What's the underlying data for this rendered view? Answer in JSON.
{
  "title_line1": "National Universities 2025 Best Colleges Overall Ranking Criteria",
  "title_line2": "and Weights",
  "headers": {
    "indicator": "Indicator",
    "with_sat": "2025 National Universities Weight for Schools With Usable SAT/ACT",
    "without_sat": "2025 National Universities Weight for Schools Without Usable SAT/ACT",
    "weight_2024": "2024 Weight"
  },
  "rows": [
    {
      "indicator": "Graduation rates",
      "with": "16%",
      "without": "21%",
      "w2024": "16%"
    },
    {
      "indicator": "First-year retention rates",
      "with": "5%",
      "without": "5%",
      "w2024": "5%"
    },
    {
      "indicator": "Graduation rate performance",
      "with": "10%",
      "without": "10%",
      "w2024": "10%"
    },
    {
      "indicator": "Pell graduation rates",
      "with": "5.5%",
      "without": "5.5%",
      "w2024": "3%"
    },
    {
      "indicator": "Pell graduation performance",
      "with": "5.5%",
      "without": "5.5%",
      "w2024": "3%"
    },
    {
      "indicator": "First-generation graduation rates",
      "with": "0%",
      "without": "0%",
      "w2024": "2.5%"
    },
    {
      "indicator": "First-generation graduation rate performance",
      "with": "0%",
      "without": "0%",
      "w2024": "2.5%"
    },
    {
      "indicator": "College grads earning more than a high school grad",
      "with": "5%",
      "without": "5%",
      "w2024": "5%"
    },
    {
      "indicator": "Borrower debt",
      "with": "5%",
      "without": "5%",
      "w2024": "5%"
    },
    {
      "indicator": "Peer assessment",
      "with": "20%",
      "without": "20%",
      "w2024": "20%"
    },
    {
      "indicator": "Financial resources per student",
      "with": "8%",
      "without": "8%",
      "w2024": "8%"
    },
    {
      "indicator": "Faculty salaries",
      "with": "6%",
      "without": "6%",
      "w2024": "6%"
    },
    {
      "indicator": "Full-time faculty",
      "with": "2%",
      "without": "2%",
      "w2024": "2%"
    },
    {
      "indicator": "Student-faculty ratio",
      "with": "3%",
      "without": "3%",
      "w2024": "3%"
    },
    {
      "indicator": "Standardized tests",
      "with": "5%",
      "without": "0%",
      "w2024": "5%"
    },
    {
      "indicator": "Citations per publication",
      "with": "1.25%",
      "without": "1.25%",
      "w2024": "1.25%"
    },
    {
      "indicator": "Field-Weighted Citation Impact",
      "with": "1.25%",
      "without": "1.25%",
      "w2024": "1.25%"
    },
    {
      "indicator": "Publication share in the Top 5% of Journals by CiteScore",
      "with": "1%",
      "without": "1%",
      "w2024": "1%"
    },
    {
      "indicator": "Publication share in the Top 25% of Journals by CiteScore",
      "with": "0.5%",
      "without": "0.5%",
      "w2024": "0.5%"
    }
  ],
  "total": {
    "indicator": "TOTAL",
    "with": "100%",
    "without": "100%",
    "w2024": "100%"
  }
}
:::::
* **What the task asks**:
Count how many lines above carry the word "National". Only the number is required.

* **Complete response**:
3